Linux Memory Explained: Swap, Kernel Slab, and skbuff — What Kubernetes Doesn't Show You

Shreyans Sonthalia — Wed, 15 Apr 2026 12:10:50 +0000

Your kubectl top says the node has plenty of free memory. The node crashes anyway. Here's what's hiding in the gap.

The Problem With Kubernetes Memory Metrics

When you run kubectl top node, you see something like:

NAME              CPU     MEMORY
ip-10-2-1-35     45m     616Mi/3936Mi    (15%)

15% memory usage. Looks healthy, right?

But the node is swap thrashing, the load average is 34, and pods are being evicted. How?

Because Kubernetes only shows you userspace memory — the memory your containers are using. It doesn't show you what the Linux kernel is consuming behind the scenes. On the node we were debugging, the kernel was secretly eating 2.1 GB out of 4 GB — and kubectl had no idea.

This post explains the layers of Linux memory that Kubernetes can't see, and how to find them when things go wrong.

How Linux Organizes Memory

When you check /proc/meminfo on a Linux machine, you see dozens of entries. Here's how they fit together on a 4 GB node:

Total RAM: 4,096 MB
├── Used by applications (Anonymous pages):     617 MB
│   ├── Container processes (what kubectl sees)
│   └── System processes (kubelet, containerd, etc.)
├── Page Cache (file-backed pages):             831 MB
│   └── Cached file data (can be reclaimed)
├── Kernel Slab:                              2,194 MB  ← invisible to k8s
│   ├── SReclaimable:      50 MB (can be freed)
│   └── SUnreclaim:     2,143 MB (cannot be freed!)
├── Kernel Stack, Page Tables, etc.:             60 MB
└── Free:                                        87 MB

Kubernetes metrics cover the first bucket. Everything else is the OS and kernel.

Let's break down each layer.

Layer 1: Application Memory (What Kubernetes Shows)

This is the memory your processes actively use — variables, heap allocations, stack frames. In Linux terms, these are anonymous pages (memory not backed by any file on disk).

# What Kubernetes reports
kubectl top pods -n live

NAME                         CPU     MEMORY
nightfort-688ccc5974-p47qs   7m      381Mi

This 381 MiB is the Resident Set Size (RSS) of the container's processes — the amount of physical RAM their memory allocations are currently occupying.

Why This Number Isn't the Full Picture

RSS only counts memory your process asked for. It doesn't count:

Memory the kernel allocated on behalf of your process (network buffers, file descriptors)

• _RECORDS SHOWN_

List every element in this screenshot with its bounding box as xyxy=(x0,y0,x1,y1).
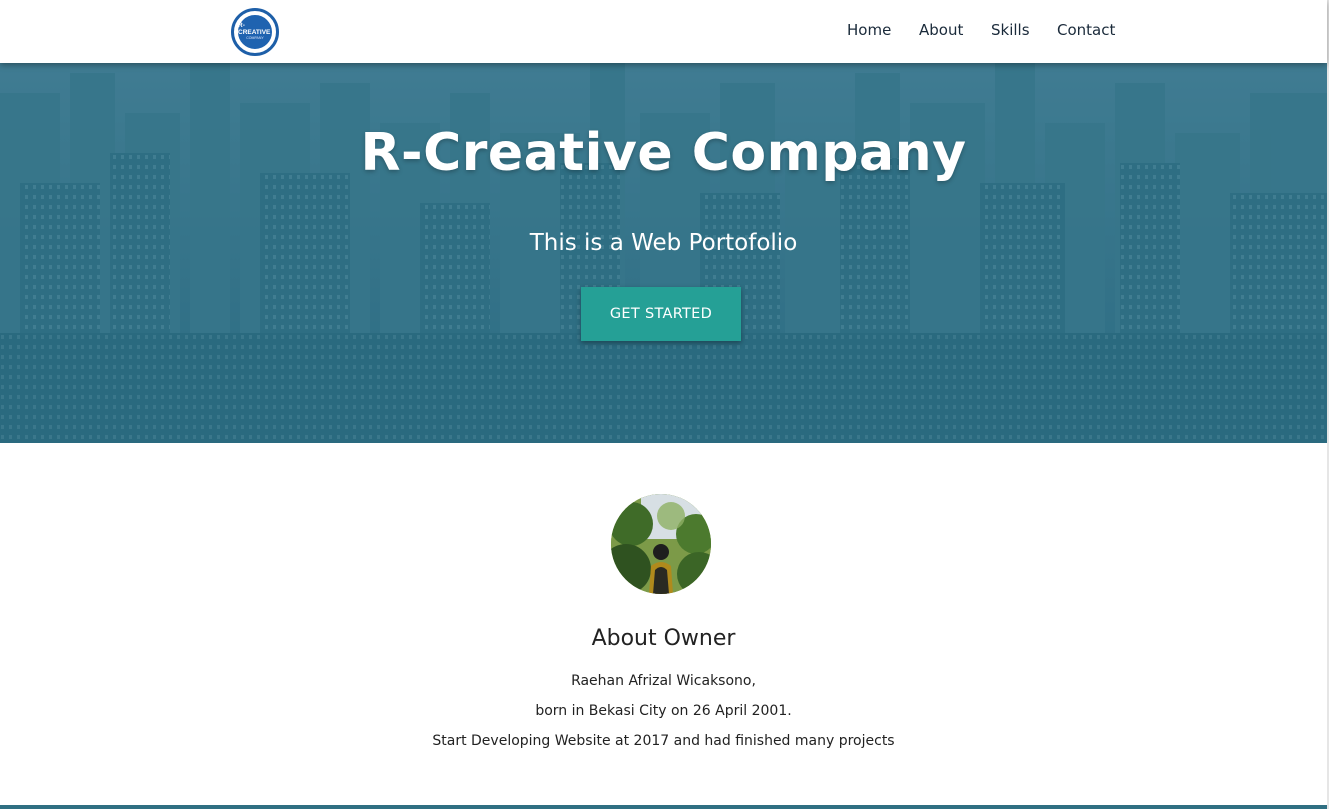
nav-link-skills[interactable]: Skills xyxy=(991,21,1030,39)
about-owner-experience: Start Developing Website at 2017 and had… xyxy=(432,733,895,749)
get-started-button[interactable]: GET STARTED xyxy=(581,287,741,341)
hero-title: R-Creative Company xyxy=(360,123,967,183)
hero-section: R-Creative Company This is a Web Portofo… xyxy=(0,63,1327,443)
navbar: R-CREATIVE COMPANY Home About Skills Con… xyxy=(0,0,1327,63)
nav-link-about[interactable]: About xyxy=(919,21,963,39)
hero-subtitle: This is a Web Portofolio xyxy=(529,230,798,256)
owner-photo xyxy=(611,494,711,594)
about-section: About Owner Raehan Afrizal Wicaksono, bo… xyxy=(0,443,1327,809)
about-heading: About Owner xyxy=(591,626,736,651)
nav-link-home[interactable]: Home xyxy=(847,21,891,39)
main-nav: Home About Skills Contact xyxy=(0,21,1327,41)
next-section-edge xyxy=(0,805,1327,809)
about-owner-birth: born in Bekasi City on 26 April 2001. xyxy=(535,703,792,719)
nav-link-contact[interactable]: Contact xyxy=(1057,21,1115,39)
owner-avatar xyxy=(611,494,711,594)
about-owner-name: Raehan Afrizal Wicaksono, xyxy=(571,673,756,689)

• _TASK A_
From the Linux memory post, quote everything from "When you run" down to "being evicted. How?".
• _TASK B_
In the Linux memory post, how much memory was the kernel using on the node being debugged?
• _TASK C_
Pick up the Linux memory post after its last line and keep writing.

• _OUTPUT A_
When you run kubectl top node, you see something like:

NAME              CPU     MEMORY
ip-10-2-1-35     45m     616Mi/3936Mi    (15%)

15% memory usage. Looks healthy, right?

But the node is swap thrashing, the load average is 34, and pods are being evicted. How?

• _OUTPUT B_
2.1 GB out of 4 GB.

• _OUTPUT C_
Kernel data structures for managing your containers (cgroups, namespaces)
Shared libraries loaded once but used by multiple containers

Layer 2: Page Cache

The page cache is Linux's way of caching file data in RAM so that repeated reads don't hit the disk.

First read of a file:   Disk → RAM (page cache) → Process     [slow]
Second read:             Page cache → Process                   [fast]

On our node, 831 MB was used for page cache. This sounds like a lot, but page cache is reclaimable — the kernel will automatically free it when applications need more RAM. It's essentially "free memory being used productively."

This is why MemAvailable is often much higher than MemFree:

MemFree:        87 MB    (truly unused)
MemAvailable:  735 MB    (free + reclaimable cache)

Key insight: If you see low MemFree but healthy MemAvailable, your system is fine — the kernel is just being smart about caching. Panic when MemAvailable is low.

Layer 3: Kernel Slab Memory (The Hidden Consumer)

This is where things get interesting — and where our production incident hid for months.

What is the Slab Allocator?

The Linux kernel constantly needs to create and destroy small data structures: file descriptors, inode objects, network packet headers, process descriptors, and hundreds of other internal types. Allocating and freeing these one at a time from the general-purpose memory allocator would be slow.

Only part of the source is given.